━━━━━ Task inputs

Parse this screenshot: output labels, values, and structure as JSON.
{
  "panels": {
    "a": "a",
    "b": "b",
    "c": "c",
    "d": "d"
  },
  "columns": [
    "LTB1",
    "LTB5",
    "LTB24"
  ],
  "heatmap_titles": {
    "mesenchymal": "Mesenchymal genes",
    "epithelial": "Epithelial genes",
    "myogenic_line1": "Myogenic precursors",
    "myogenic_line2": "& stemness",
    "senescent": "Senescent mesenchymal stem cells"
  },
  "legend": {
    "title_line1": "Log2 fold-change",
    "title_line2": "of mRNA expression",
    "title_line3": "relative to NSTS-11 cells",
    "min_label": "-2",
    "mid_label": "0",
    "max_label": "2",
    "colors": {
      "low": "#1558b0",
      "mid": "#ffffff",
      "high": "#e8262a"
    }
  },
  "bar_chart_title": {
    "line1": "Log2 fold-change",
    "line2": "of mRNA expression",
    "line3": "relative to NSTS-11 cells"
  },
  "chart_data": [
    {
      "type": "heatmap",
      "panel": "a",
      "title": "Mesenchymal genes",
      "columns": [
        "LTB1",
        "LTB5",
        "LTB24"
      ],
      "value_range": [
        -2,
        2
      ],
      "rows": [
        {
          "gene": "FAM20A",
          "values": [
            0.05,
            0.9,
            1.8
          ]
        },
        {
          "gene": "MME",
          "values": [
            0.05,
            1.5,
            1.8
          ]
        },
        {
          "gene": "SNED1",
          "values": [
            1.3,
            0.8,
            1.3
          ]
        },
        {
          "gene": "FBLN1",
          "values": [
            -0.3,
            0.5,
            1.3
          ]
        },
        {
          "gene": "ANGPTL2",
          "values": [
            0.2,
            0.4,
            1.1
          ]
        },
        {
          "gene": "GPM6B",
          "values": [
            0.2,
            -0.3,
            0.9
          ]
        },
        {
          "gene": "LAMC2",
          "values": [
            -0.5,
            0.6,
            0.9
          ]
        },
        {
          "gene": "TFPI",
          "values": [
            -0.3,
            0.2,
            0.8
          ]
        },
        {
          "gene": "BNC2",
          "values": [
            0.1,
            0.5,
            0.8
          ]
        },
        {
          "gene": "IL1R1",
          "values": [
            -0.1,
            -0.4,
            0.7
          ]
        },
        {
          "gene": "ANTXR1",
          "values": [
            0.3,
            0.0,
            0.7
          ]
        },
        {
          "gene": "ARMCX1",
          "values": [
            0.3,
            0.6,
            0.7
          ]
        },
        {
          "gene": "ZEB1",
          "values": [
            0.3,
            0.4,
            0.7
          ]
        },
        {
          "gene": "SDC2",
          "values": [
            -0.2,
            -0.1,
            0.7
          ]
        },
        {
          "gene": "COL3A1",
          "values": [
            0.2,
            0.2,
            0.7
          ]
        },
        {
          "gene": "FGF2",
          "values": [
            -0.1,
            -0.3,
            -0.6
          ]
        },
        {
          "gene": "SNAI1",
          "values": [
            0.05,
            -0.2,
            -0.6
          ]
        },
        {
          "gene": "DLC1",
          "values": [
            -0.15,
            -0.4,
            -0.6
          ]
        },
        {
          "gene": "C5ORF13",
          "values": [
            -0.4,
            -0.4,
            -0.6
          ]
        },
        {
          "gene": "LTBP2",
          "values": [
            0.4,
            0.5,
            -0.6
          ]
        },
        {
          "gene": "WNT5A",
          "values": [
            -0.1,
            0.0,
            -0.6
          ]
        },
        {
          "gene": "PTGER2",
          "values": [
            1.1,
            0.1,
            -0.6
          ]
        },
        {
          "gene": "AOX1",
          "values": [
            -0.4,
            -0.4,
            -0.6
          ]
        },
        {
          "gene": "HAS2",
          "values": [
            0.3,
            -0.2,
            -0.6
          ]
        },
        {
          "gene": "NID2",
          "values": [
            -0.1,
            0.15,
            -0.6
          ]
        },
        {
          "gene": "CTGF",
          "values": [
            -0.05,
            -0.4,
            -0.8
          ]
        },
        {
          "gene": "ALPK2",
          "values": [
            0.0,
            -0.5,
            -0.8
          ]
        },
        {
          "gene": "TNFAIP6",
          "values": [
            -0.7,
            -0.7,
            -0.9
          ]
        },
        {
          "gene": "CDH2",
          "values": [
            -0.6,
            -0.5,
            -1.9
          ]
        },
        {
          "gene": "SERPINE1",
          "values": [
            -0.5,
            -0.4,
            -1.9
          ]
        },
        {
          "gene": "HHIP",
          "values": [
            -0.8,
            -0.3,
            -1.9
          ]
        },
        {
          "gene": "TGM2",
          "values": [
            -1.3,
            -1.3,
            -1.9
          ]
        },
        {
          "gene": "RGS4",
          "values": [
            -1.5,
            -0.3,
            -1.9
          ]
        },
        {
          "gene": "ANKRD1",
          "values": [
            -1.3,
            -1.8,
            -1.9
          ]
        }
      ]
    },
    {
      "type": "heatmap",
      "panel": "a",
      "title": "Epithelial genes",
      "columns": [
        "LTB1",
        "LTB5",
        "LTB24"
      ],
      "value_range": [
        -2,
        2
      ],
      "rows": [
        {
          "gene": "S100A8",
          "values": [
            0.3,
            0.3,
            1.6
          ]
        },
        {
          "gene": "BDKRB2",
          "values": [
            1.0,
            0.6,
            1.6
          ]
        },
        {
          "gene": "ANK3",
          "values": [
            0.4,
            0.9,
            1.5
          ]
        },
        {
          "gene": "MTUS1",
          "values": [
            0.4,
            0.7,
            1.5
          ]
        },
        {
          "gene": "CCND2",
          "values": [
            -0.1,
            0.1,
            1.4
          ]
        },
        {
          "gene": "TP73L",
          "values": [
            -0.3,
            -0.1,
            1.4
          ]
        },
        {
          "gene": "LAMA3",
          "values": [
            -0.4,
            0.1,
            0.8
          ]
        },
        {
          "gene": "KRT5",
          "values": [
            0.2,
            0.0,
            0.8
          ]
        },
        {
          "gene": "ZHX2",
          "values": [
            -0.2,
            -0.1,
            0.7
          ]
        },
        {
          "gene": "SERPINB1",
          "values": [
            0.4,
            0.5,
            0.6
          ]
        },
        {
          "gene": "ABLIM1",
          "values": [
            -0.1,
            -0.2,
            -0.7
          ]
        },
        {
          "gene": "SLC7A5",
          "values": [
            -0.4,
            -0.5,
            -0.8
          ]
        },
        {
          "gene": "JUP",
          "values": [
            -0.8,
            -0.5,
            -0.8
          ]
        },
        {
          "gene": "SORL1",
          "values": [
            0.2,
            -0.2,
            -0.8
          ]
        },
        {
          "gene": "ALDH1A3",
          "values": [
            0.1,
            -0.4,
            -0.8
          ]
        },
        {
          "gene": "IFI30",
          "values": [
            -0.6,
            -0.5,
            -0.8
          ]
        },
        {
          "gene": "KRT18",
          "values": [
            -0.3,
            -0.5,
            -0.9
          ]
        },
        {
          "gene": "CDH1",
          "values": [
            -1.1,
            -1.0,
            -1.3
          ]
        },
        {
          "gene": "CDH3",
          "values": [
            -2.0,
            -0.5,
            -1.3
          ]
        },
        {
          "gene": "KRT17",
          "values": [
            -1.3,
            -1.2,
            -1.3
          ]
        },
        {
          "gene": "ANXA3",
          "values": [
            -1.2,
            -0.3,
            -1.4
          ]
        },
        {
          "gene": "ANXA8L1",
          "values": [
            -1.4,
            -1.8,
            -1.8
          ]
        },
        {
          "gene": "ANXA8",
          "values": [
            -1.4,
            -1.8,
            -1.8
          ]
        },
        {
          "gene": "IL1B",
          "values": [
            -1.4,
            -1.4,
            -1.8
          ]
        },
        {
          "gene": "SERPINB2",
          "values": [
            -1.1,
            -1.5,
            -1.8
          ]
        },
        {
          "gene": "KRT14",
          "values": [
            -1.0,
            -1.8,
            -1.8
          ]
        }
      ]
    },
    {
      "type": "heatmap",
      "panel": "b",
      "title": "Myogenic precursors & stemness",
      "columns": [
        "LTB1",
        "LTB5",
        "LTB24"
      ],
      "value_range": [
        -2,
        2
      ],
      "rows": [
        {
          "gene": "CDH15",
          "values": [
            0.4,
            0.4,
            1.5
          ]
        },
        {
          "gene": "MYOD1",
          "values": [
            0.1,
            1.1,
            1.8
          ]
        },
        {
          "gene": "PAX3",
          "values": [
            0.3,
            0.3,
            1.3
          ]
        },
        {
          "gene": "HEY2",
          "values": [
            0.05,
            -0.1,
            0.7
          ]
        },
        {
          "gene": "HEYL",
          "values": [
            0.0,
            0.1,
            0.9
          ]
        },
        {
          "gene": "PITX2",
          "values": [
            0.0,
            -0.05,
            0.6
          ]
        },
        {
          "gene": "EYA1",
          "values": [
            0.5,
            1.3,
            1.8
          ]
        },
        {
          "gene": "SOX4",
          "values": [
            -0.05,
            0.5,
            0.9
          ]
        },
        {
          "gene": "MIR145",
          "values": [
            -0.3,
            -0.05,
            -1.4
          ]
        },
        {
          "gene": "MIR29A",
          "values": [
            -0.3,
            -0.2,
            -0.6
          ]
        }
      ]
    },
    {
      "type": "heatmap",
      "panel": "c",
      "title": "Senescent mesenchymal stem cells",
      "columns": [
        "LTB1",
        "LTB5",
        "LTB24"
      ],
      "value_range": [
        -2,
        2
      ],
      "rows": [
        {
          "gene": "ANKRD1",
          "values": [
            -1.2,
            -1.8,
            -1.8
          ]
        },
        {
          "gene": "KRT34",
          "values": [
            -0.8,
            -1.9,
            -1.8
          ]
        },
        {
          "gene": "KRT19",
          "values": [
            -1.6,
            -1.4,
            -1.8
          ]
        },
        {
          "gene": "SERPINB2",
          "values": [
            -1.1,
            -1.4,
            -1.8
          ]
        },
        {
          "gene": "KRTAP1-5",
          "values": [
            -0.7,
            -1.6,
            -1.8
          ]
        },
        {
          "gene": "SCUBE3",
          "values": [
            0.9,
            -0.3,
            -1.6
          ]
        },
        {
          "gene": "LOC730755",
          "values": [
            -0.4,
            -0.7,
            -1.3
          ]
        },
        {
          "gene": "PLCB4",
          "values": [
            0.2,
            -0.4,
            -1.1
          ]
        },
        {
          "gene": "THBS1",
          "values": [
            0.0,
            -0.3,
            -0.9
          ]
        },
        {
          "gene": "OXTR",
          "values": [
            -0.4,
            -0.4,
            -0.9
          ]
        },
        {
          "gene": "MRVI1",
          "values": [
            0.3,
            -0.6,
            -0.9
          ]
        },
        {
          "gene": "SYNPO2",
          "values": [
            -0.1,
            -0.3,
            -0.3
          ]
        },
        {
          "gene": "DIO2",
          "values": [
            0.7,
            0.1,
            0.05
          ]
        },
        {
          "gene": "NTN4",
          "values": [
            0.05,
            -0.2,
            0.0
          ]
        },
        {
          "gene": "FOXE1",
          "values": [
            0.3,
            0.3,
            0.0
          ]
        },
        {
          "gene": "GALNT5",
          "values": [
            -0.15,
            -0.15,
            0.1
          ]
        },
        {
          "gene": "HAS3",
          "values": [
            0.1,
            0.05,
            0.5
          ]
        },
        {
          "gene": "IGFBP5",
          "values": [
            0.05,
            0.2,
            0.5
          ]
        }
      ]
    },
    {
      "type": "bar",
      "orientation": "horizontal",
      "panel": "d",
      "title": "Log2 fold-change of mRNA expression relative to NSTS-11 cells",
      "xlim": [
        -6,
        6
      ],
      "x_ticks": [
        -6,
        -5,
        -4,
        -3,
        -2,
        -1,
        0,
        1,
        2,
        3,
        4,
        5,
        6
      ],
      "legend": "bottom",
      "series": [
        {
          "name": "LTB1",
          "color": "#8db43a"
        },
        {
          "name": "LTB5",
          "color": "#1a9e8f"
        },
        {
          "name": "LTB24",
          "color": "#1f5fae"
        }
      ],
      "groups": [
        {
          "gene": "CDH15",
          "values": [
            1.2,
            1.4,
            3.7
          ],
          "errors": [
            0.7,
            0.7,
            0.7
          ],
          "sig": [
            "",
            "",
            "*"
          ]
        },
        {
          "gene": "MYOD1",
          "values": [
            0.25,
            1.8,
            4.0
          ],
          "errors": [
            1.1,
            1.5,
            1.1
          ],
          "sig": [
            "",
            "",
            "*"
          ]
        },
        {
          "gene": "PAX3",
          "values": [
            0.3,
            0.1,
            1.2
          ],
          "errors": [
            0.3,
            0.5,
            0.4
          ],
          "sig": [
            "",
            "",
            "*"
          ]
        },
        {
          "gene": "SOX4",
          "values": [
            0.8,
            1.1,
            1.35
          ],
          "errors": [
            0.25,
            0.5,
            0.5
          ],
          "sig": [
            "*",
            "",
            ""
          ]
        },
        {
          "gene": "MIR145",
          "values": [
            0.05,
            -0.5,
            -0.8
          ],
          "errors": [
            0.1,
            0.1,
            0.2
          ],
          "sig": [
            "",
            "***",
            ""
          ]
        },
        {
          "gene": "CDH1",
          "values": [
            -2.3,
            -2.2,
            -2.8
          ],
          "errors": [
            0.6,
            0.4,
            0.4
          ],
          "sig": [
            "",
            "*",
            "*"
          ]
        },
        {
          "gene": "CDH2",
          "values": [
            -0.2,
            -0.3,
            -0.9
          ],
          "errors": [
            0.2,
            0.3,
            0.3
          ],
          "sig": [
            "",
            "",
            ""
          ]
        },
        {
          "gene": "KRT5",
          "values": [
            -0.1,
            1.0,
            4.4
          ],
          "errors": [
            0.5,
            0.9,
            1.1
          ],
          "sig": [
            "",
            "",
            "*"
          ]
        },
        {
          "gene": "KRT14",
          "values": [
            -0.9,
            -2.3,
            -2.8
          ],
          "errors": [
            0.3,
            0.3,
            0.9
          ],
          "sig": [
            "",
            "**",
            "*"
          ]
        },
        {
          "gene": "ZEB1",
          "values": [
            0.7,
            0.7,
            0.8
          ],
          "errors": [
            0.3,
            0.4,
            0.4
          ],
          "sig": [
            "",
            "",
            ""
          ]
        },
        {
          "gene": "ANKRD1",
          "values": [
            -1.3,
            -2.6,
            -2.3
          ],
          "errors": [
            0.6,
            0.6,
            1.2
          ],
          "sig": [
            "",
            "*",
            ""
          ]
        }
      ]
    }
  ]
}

━━━━━━━━━━

Copy each line of the listing that contains the string "relative".

:: Completed task ::
    "title_line3": "relative to NSTS-11 cells",
    "line3": "relative to NSTS-11 cells"
      "title": "Log2 fold-change of mRNA expression relative to NSTS-11 cells",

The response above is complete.